* begin *
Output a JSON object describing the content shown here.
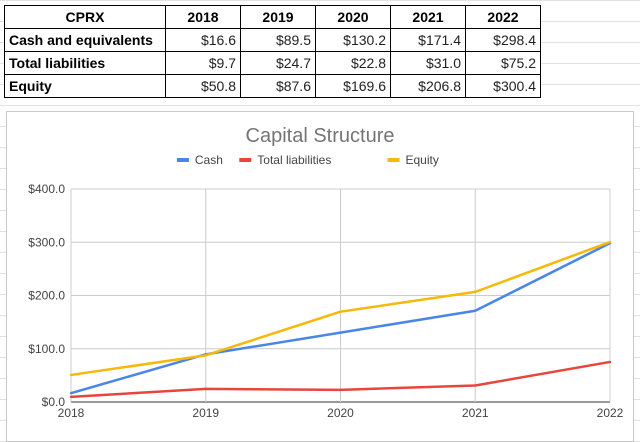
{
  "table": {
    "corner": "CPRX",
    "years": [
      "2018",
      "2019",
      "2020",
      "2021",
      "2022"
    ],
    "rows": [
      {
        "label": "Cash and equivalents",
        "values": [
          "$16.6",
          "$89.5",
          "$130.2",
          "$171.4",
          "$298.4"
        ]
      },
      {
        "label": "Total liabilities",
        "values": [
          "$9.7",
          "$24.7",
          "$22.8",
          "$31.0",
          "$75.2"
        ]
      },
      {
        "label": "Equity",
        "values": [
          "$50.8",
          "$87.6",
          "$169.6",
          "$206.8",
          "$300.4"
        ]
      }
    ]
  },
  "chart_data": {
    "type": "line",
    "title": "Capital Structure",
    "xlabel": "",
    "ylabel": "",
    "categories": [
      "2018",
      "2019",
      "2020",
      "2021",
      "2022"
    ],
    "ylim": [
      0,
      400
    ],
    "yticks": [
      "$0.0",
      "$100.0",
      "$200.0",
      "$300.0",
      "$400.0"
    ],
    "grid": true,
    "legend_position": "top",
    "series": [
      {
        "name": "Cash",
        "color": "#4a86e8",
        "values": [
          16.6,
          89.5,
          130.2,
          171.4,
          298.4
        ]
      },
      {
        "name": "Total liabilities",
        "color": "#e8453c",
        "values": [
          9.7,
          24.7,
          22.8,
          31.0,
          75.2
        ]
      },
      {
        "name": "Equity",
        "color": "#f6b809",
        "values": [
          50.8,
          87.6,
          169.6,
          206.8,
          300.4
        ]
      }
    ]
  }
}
* end *
* begin *
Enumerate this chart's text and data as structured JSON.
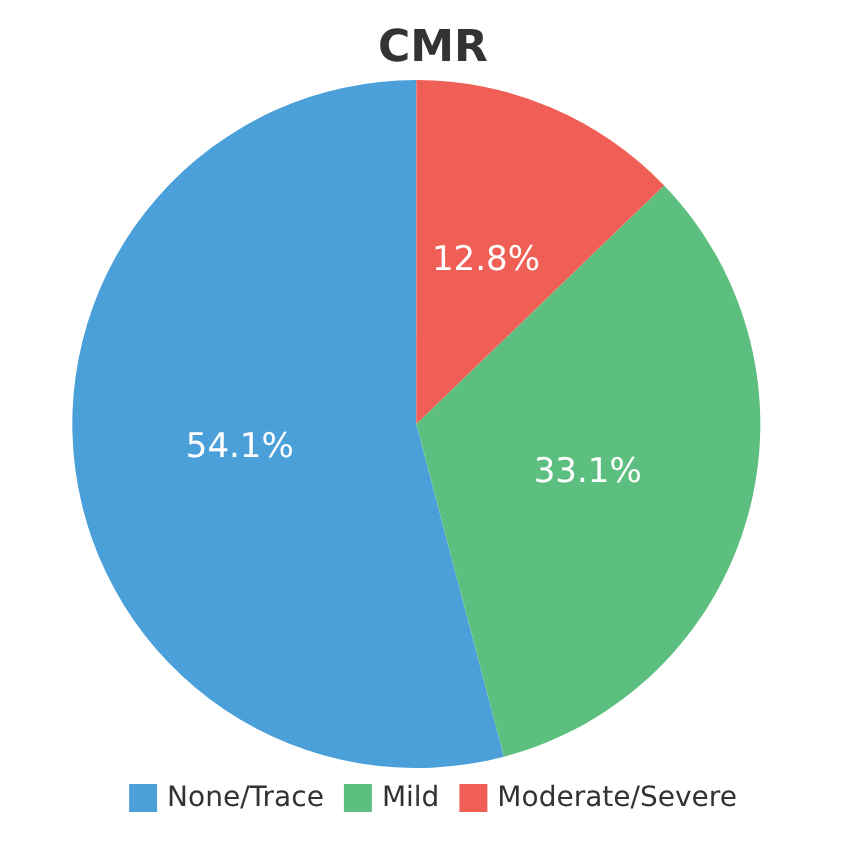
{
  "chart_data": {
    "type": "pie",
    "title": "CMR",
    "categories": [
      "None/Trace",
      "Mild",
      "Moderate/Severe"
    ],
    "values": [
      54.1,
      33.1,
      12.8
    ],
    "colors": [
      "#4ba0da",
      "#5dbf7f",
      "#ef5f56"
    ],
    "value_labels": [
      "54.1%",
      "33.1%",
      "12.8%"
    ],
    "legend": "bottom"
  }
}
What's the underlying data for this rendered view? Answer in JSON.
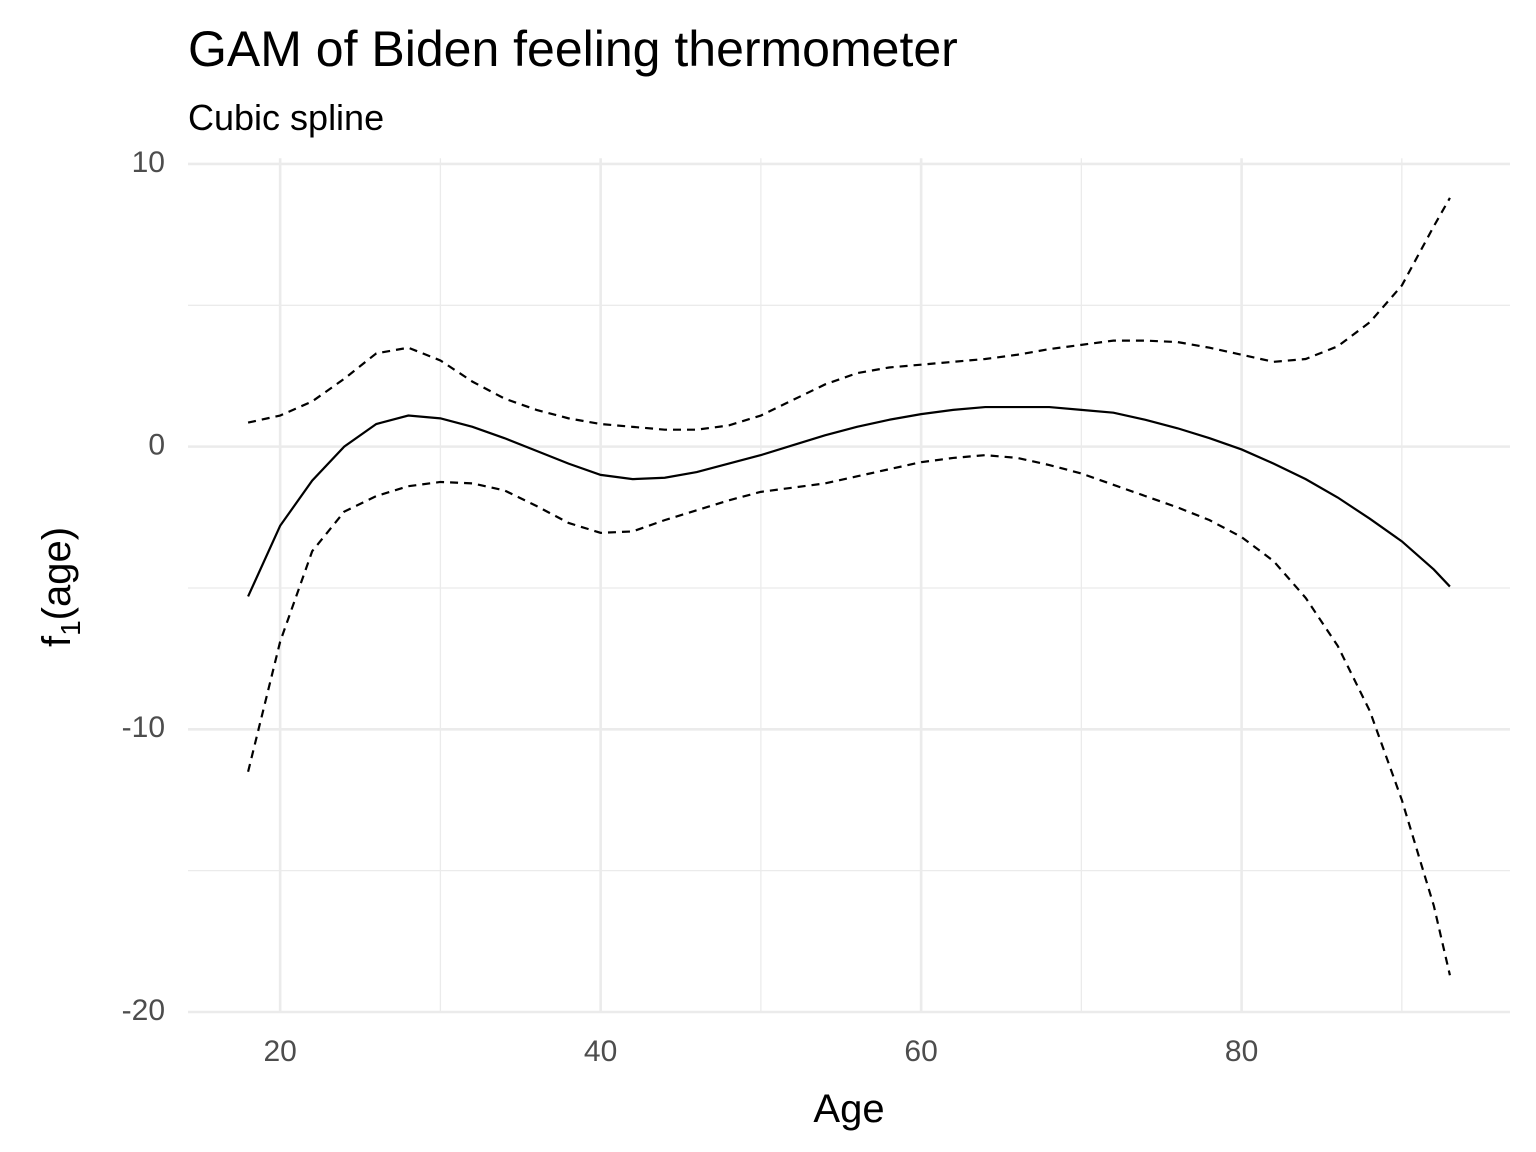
* end *
Quote the lines above exactly, starting with the one that has "Enumerate this chart's" and ending with the one that has "What's the underlying"; drop the pictures and include nothing else.

◆ Worked solution ◆
Enumerate this chart's text and data as structured JSON.
{
  "chart_data": {
    "type": "pie",
    "title": "CMR",
    "categories": [
      "None/Trace",
      "Mild",
      "Moderate/Severe"
    ],
    "values": [
      54.1,
      33.1,
      12.8
    ],
    "colors": [
      "#4ba0da",
      "#5dbf7f",
      "#ef5f56"
    ],
    "value_labels": [
      "54.1%",
      "33.1%",
      "12.8%"
    ],
    "legend": "bottom"
  }
}
What's the underlying data for this rendered view? Answer in JSON.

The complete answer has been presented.